* [Work instruction]
Name every level of standards that the IPPC aims to establish, according to the passage about the IPPC.

* [Passage provided]
The SPS Agreement allows measures to be based either on risk assessment or on international standards. It specifically identifies the sources for such international standards. The Codex Alimentarius is responsible for human health and food safety, the Office International des Epizooties (OIE) addresses animal health, and the International Plant Protection Convention (IPPC) is the organization named as the source of international standards for phytosanitary measures.

The IPPC
The IPPC was first adopted in 1951 but the establishment of the SPS Agreement in 1994 placed new expectations on the IPPC which were not envisaged in the original convention. After 1994, a series of consultations took place involving contracting parties to the Convention, regional plant protection organizations and FAO. The result was the formation of a Secretariat and Commission, the launching of a programme of standard-setting, and amendments to the IPPC to reflect modern practices and the new role of the IPPC in standard-setting.

The IPPC has the aim of establishing three levels of standards: reference standards, concept standards and specific standards. The Interim Commission on Phytosanitary Measures, the new governing body for the IPPC, identifies the topics and priorities for standard-setting and agrees on their adoption. The IPPC Secretariat coordinates their elaboration. International standards for phytosanitary measures (ISPMs) that have been adopted under the IPPC include: Principles of plant quarantine as related to international trade, Guidelines for pest risk analysis, Glossary of Phytosanitary Terms, and Requirements for the establishment of pest free areas. A number of other standards have been adopted or are under development.

ISPMs address important phytosanitary concepts, elements of phytosanitary systems, and specific phytosanitary measures. They provide valuable guidance for the development of appropriate harmonized systems and also for evaluating the systems and measures of others. Relatively recent standards, such as Guidelines for surveillance and Export certification systems, provide increasingly greater detail related to the design and implementation of phytosanitary systems. Standards with even greater specificity deal with particular commodities, procedures or pests, such as, for example, ISPMs under development for phytosanitary certificates, surveillance for citrus canker, and wood packing material.

The standards serve not only as models for developing measures, but also as reference points for evaluating or challenging measures. They offer conceptual, technical, and policy guidance. By using standards for designing and implementing phytosanitary systems, countries reduce the level of analytical resources needed, can expect to withstand the scrutiny of trading partners and meet their obligations under the IPPC and the SPS Agreement.

As additional standards are added and more and greater detail is agreed upon, the standards will become increasingly more valuable. However, the Convention and its ISPMs already provide significant guidance to national plant protection organizations, particularly, but not exclusively, where pest management systems and regulatory decision-making affect trade.

References

WTO. 1994. Agreement on the Application of Sanitary and Phytosanitary Measures, World Trade Organization, Geneva.

IPPC. 1992. International Plant Protection Convention, FAO, Rome.

IPPC. 1997. New Revised Text of the International Plant Protection Convention, FAO, Rome.

* [Data shown]
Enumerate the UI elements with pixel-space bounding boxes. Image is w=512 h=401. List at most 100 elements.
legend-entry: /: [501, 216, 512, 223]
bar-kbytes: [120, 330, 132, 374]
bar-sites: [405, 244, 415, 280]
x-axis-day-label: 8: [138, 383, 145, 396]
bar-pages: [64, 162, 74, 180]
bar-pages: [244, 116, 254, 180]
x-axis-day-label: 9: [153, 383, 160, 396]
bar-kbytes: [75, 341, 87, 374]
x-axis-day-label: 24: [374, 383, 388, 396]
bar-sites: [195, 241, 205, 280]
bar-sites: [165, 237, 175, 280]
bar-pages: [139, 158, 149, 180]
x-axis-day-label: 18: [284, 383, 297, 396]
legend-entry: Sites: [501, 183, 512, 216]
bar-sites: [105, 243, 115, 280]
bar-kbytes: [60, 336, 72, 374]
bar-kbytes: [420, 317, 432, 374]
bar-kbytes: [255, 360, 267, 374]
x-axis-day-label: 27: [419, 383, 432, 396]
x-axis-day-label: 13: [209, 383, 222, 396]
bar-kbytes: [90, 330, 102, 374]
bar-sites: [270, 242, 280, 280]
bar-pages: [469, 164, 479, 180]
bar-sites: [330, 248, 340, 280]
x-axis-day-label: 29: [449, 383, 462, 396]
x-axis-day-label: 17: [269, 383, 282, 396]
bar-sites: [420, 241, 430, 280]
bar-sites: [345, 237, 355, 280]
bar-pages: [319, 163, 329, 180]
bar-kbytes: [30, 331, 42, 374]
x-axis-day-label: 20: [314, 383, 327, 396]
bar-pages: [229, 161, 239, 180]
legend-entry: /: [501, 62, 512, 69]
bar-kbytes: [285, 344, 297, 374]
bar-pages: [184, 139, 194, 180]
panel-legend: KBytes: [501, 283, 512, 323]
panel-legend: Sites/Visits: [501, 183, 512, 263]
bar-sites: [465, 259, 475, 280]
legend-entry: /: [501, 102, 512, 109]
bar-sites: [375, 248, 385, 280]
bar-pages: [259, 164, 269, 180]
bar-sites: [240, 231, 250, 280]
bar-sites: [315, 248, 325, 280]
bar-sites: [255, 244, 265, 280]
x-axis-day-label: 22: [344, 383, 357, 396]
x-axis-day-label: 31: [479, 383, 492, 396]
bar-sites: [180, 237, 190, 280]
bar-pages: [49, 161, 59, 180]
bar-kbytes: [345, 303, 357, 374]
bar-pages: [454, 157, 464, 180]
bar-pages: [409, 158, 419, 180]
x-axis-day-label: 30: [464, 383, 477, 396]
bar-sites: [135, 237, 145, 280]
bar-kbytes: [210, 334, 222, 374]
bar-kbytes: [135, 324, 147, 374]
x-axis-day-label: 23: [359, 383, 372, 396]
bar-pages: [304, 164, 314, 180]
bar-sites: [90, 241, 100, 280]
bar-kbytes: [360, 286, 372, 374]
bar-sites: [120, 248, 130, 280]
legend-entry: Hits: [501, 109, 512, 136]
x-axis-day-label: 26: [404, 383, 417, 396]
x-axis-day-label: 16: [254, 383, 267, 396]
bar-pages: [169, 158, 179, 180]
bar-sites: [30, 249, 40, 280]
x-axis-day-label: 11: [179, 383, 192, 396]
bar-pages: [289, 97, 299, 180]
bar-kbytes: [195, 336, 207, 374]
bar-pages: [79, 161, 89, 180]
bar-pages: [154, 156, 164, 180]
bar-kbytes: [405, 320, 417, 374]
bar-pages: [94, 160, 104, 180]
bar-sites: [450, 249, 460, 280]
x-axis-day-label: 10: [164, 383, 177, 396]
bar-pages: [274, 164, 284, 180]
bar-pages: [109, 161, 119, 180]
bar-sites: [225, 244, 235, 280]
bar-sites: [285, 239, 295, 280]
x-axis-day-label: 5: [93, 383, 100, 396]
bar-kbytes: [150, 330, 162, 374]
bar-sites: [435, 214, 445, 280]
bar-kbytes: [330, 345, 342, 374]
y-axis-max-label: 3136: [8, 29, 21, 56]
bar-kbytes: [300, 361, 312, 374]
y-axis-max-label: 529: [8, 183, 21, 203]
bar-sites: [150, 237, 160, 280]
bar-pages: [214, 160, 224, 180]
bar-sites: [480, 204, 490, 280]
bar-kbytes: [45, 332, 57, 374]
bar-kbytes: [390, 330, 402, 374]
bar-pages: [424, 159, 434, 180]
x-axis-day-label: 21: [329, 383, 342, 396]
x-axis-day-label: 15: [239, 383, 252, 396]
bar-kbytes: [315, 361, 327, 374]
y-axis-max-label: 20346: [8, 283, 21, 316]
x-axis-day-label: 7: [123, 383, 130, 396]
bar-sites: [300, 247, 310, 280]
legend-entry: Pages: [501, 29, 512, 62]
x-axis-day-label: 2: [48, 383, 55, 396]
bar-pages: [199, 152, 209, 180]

* [Your response]
Reference standards, concept standards, and specific standards.